EXERCISE OBJECTIVE ::
Repeat the listing in full, word for word.

━━━━

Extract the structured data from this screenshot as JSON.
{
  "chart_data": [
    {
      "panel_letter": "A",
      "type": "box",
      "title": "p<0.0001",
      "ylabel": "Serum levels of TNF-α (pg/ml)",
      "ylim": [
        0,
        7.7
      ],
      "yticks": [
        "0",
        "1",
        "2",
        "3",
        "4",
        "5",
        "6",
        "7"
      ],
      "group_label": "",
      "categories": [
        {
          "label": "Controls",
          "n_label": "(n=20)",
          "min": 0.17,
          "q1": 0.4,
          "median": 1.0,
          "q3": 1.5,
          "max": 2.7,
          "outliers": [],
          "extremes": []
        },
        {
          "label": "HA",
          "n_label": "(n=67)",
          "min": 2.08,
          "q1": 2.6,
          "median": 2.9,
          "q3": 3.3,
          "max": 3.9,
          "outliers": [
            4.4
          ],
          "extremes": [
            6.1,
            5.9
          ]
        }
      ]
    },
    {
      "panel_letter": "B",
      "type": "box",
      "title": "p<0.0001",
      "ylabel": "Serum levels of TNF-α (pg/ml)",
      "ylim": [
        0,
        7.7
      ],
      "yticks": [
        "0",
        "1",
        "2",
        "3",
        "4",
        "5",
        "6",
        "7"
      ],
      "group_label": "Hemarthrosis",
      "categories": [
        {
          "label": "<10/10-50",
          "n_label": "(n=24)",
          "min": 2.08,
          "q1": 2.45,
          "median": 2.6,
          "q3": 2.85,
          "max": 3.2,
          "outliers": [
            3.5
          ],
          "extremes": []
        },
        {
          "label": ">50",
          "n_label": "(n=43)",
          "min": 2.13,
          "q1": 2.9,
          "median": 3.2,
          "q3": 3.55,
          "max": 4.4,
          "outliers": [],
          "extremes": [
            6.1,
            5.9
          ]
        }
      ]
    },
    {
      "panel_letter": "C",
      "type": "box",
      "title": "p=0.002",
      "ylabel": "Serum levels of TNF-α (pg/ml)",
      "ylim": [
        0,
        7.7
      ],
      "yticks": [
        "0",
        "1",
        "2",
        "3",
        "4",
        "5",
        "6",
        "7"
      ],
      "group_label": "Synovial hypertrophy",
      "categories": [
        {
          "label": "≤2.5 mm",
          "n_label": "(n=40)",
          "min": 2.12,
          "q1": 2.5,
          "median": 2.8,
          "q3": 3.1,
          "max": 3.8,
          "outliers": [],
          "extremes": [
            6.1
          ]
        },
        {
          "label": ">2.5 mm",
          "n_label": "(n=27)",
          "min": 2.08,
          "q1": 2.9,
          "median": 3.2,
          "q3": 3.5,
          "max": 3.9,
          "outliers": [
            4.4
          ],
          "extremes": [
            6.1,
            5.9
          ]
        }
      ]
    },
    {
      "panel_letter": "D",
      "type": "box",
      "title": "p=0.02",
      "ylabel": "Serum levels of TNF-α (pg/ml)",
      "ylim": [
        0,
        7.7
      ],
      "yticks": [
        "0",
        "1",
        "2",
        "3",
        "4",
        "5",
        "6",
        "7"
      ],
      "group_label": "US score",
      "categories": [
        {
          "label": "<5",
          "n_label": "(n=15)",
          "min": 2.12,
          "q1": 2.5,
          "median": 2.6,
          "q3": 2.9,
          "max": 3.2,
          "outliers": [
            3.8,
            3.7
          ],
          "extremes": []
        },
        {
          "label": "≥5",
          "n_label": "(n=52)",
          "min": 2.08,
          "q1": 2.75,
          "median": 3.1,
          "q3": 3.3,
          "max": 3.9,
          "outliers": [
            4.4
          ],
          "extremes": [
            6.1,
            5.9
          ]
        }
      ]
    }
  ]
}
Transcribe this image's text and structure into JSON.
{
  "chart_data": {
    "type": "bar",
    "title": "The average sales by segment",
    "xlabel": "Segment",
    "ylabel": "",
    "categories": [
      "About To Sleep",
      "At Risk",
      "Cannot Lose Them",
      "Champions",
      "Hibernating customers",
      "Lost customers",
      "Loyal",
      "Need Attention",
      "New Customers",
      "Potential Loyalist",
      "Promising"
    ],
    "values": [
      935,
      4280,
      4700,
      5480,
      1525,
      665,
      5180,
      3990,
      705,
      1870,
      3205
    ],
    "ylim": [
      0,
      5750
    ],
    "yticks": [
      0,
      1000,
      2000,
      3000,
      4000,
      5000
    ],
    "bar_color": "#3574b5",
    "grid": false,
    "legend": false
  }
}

━━━━

SOLUTION TO THE PROBLEM ::
Extract the structured data from this screenshot as JSON.
{
  "chart_data": [
    {
      "panel_letter": "A",
      "type": "box",
      "title": "p<0.0001",
      "ylabel": "Serum levels of TNF-α (pg/ml)",
      "ylim": [
        0,
        7.7
      ],
      "yticks": [
        "0",
        "1",
        "2",
        "3",
        "4",
        "5",
        "6",
        "7"
      ],
      "group_label": "",
      "categories": [
        {
          "label": "Controls",
          "n_label": "(n=20)",
          "min": 0.17,
          "q1": 0.4,
          "median": 1.0,
          "q3": 1.5,
          "max": 2.7,
          "outliers": [],
          "extremes": []
        },
        {
          "label": "HA",
          "n_label": "(n=67)",
          "min": 2.08,
          "q1": 2.6,
          "median": 2.9,
          "q3": 3.3,
          "max": 3.9,
          "outliers": [
            4.4
          ],
          "extremes": [
            6.1,
            5.9
          ]
        }
      ]
    },
    {
      "panel_letter": "B",
      "type": "box",
      "title": "p<0.0001",
      "ylabel": "Serum levels of TNF-α (pg/ml)",
      "ylim": [
        0,
        7.7
      ],
      "yticks": [
        "0",
        "1",
        "2",
        "3",
        "4",
        "5",
        "6",
        "7"
      ],
      "group_label": "Hemarthrosis",
      "categories": [
        {
          "label": "<10/10-50",
          "n_label": "(n=24)",
          "min": 2.08,
          "q1": 2.45,
          "median": 2.6,
          "q3": 2.85,
          "max": 3.2,
          "outliers": [
            3.5
          ],
          "extremes": []
        },
        {
          "label": ">50",
          "n_label": "(n=43)",
          "min": 2.13,
          "q1": 2.9,
          "median": 3.2,
          "q3": 3.55,
          "max": 4.4,
          "outliers": [],
          "extremes": [
            6.1,
            5.9
          ]
        }
      ]
    },
    {
      "panel_letter": "C",
      "type": "box",
      "title": "p=0.002",
      "ylabel": "Serum levels of TNF-α (pg/ml)",
      "ylim": [
        0,
        7.7
      ],
      "yticks": [
        "0",
        "1",
        "2",
        "3",
        "4",
        "5",
        "6",
        "7"
      ],
      "group_label": "Synovial hypertrophy",
      "categories": [
        {
          "label": "≤2.5 mm",
          "n_label": "(n=40)",
          "min": 2.12,
          "q1": 2.5,
          "median": 2.8,
          "q3": 3.1,
          "max": 3.8,
          "outliers": [],
          "extremes": [
            6.1
          ]
        },
        {
          "label": ">2.5 mm",
          "n_label": "(n=27)",
          "min": 2.08,
          "q1": 2.9,
          "median": 3.2,
          "q3": 3.5,
          "max": 3.9,
          "outliers": [
            4.4
          ],
          "extremes": [
            6.1,
            5.9
          ]
        }
      ]
    },
    {
      "panel_letter": "D",
      "type": "box",
      "title": "p=0.02",
      "ylabel": "Serum levels of TNF-α (pg/ml)",
      "ylim": [
        0,
        7.7
      ],
      "yticks": [
        "0",
        "1",
        "2",
        "3",
        "4",
        "5",
        "6",
        "7"
      ],
      "group_label": "US score",
      "categories": [
        {
          "label": "<5",
          "n_label": "(n=15)",
          "min": 2.12,
          "q1": 2.5,
          "median": 2.6,
          "q3": 2.9,
          "max": 3.2,
          "outliers": [
            3.8,
            3.7
          ],
          "extremes": []
        },
        {
          "label": "≥5",
          "n_label": "(n=52)",
          "min": 2.08,
          "q1": 2.75,
          "median": 3.1,
          "q3": 3.3,
          "max": 3.9,
          "outliers": [
            4.4
          ],
          "extremes": [
            6.1,
            5.9
          ]
        }
      ]
    }
  ]
}
Transcribe this image's text and structure into JSON.
{
  "chart_data": {
    "type": "bar",
    "title": "The average sales by segment",
    "xlabel": "Segment",
    "ylabel": "",
    "categories": [
      "About To Sleep",
      "At Risk",
      "Cannot Lose Them",
      "Champions",
      "Hibernating customers",
      "Lost customers",
      "Loyal",
      "Need Attention",
      "New Customers",
      "Potential Loyalist",
      "Promising"
    ],
    "values": [
      935,
      4280,
      4700,
      5480,
      1525,
      665,
      5180,
      3990,
      705,
      1870,
      3205
    ],
    "ylim": [
      0,
      5750
    ],
    "yticks": [
      0,
      1000,
      2000,
      3000,
      4000,
      5000
    ],
    "bar_color": "#3574b5",
    "grid": false,
    "legend": false
  }
}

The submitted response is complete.